■ **Data lines**:
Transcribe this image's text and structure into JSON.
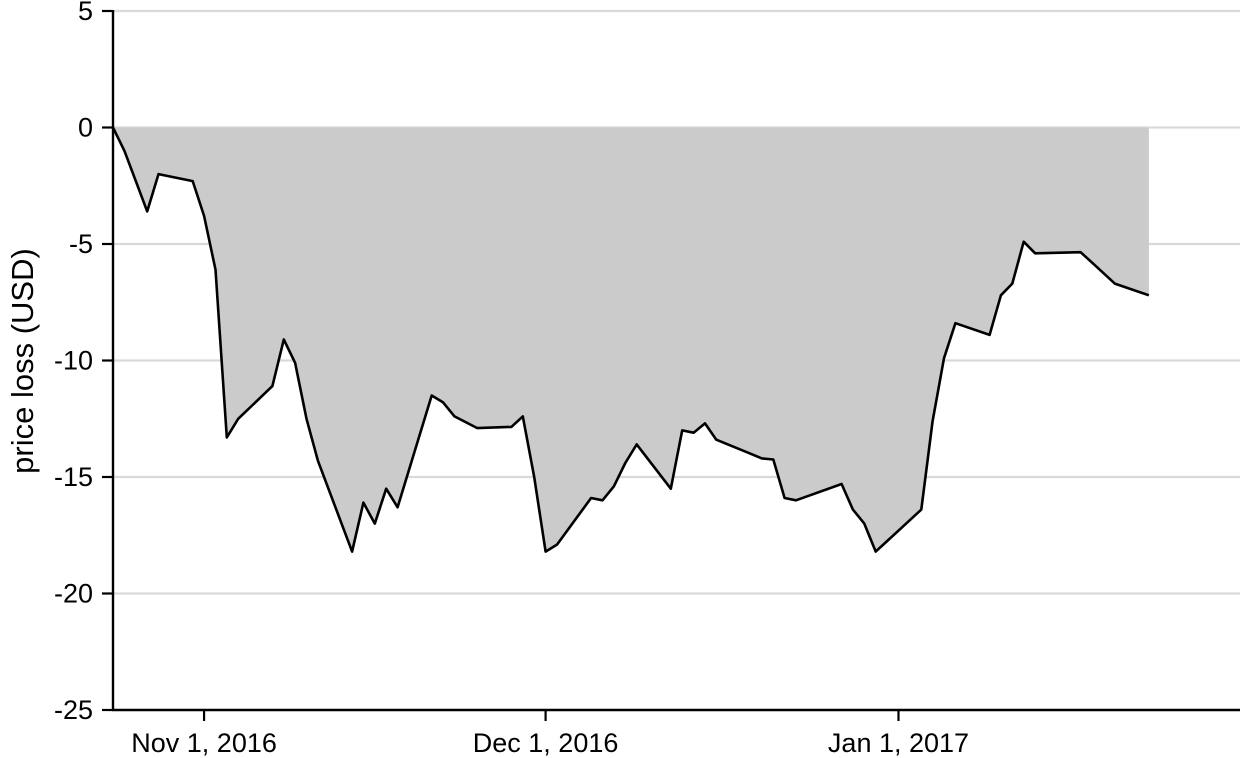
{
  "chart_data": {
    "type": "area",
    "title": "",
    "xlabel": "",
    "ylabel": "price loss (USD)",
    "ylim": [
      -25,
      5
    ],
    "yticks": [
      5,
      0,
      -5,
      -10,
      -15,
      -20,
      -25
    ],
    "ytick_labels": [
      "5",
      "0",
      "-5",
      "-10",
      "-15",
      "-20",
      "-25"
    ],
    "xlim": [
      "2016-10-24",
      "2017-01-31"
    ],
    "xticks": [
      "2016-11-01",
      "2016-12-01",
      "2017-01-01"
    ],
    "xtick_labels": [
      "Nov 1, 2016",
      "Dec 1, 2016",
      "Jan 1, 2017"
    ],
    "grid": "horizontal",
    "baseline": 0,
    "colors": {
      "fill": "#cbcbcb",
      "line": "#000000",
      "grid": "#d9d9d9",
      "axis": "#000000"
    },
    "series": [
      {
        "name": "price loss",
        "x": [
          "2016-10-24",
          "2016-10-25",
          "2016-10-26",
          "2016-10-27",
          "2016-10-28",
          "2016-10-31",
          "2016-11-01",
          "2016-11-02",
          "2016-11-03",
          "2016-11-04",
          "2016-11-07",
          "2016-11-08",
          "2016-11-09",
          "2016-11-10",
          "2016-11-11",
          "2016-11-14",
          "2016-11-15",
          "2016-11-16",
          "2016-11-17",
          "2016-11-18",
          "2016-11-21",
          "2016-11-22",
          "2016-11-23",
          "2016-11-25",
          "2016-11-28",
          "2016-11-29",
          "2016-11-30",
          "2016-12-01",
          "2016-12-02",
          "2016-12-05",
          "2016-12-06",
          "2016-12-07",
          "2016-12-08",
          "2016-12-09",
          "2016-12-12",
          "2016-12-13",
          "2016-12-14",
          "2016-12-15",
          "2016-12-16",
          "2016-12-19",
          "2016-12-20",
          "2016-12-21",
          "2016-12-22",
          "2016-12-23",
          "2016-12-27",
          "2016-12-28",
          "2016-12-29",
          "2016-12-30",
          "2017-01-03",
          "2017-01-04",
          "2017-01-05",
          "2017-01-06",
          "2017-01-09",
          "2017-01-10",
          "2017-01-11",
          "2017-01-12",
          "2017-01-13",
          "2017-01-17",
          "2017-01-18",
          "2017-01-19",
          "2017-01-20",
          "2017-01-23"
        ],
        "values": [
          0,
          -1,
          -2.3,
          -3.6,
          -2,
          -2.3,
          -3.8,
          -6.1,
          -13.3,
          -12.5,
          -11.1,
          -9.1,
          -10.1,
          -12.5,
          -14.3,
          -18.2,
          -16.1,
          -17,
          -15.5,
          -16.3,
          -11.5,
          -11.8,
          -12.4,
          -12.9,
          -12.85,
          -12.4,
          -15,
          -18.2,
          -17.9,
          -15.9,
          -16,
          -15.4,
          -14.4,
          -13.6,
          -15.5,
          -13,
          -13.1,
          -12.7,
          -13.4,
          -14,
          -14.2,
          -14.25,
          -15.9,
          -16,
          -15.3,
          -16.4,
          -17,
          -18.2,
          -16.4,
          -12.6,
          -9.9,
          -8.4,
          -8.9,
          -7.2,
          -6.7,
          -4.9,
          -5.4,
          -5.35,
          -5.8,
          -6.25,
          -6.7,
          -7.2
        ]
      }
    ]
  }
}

...

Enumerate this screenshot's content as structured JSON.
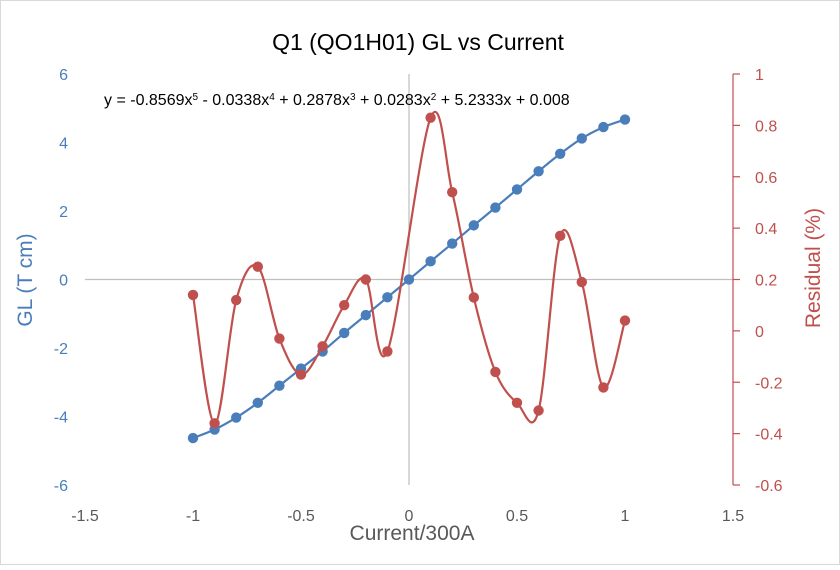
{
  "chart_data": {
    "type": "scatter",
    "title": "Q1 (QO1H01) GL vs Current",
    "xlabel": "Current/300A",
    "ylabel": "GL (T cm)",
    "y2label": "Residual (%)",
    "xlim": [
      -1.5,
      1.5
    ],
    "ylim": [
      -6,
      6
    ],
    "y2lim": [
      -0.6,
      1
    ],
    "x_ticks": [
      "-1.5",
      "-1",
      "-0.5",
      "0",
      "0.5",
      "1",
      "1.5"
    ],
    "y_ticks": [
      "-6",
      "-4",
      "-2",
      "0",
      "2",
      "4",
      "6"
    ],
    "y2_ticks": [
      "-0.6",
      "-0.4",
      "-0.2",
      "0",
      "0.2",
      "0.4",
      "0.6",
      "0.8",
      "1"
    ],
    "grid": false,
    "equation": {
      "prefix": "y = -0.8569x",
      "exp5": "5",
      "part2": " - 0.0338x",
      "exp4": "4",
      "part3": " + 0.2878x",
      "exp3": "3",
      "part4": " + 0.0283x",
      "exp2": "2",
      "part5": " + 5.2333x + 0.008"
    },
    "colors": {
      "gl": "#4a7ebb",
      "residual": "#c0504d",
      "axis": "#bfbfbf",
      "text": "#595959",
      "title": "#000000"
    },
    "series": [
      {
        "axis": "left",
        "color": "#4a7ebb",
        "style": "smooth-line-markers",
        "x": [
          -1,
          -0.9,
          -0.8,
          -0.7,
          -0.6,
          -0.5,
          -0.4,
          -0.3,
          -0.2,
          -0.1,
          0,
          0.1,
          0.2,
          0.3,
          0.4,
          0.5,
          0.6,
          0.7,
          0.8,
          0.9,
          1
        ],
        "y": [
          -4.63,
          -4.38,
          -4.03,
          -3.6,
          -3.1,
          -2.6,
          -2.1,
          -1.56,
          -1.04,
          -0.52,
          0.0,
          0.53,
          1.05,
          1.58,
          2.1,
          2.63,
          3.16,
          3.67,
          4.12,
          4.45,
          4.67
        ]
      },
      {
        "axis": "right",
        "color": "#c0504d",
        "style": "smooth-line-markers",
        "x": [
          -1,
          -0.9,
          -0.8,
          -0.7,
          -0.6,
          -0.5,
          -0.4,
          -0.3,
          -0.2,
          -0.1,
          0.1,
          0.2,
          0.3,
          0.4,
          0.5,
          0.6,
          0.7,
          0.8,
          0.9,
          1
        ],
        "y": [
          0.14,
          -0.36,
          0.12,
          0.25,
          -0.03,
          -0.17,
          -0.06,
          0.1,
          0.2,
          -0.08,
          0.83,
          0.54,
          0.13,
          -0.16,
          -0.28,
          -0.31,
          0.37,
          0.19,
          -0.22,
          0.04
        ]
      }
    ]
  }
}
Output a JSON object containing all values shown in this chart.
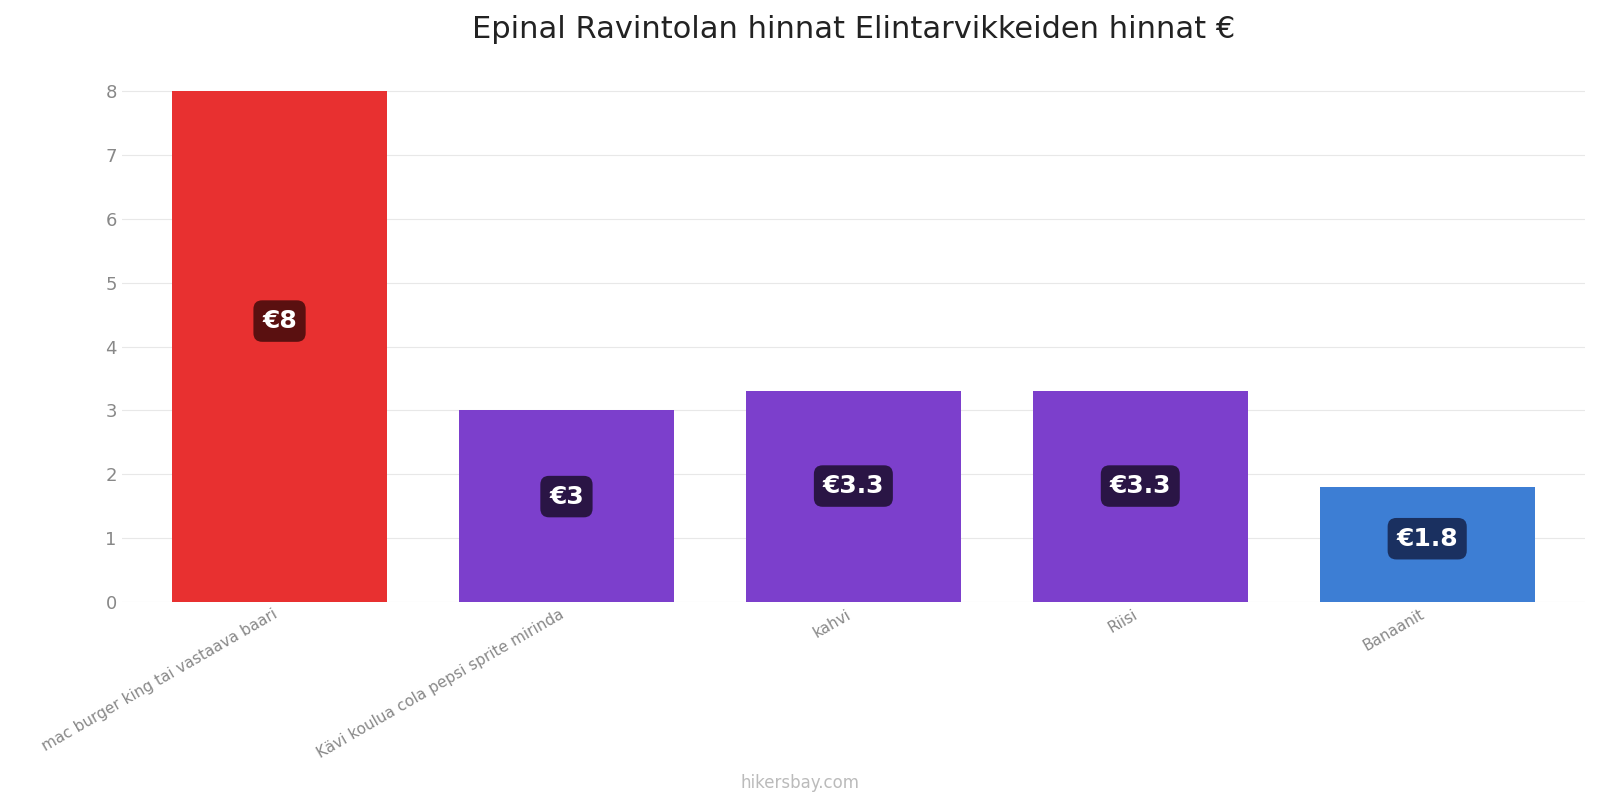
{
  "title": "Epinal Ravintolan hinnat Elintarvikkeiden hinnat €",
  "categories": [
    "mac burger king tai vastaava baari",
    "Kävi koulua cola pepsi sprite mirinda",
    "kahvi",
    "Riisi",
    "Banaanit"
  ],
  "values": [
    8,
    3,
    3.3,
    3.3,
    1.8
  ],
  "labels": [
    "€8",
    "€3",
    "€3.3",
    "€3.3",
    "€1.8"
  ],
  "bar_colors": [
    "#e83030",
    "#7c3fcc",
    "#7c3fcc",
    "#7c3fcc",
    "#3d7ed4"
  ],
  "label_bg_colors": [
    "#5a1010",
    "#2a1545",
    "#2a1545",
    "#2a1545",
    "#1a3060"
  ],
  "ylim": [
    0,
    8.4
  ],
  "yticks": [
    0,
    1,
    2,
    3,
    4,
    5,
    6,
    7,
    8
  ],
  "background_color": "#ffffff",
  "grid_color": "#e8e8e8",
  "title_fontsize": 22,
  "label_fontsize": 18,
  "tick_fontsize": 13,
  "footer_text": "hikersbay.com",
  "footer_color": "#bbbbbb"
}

---

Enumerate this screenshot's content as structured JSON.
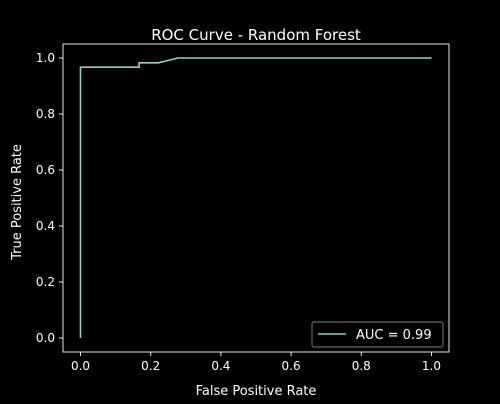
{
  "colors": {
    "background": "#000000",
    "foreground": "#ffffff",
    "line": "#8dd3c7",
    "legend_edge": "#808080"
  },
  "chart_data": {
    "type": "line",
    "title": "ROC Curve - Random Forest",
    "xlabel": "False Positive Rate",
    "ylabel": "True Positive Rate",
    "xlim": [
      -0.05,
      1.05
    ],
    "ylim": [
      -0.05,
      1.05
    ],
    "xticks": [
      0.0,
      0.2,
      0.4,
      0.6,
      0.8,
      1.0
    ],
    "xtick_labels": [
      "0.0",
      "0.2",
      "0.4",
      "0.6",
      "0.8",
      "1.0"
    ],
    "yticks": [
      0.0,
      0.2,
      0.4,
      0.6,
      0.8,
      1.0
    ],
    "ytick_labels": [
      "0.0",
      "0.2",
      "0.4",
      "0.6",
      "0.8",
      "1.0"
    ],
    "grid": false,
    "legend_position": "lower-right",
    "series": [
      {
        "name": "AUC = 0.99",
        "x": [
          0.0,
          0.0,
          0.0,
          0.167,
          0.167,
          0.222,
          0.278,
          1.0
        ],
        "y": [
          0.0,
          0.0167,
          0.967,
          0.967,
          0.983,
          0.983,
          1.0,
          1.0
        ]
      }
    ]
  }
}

■ **Work to complete**:
Look through the listing above and count the lines where the string "price" appears. Report the number only.

■ **Solution for this problem**:
2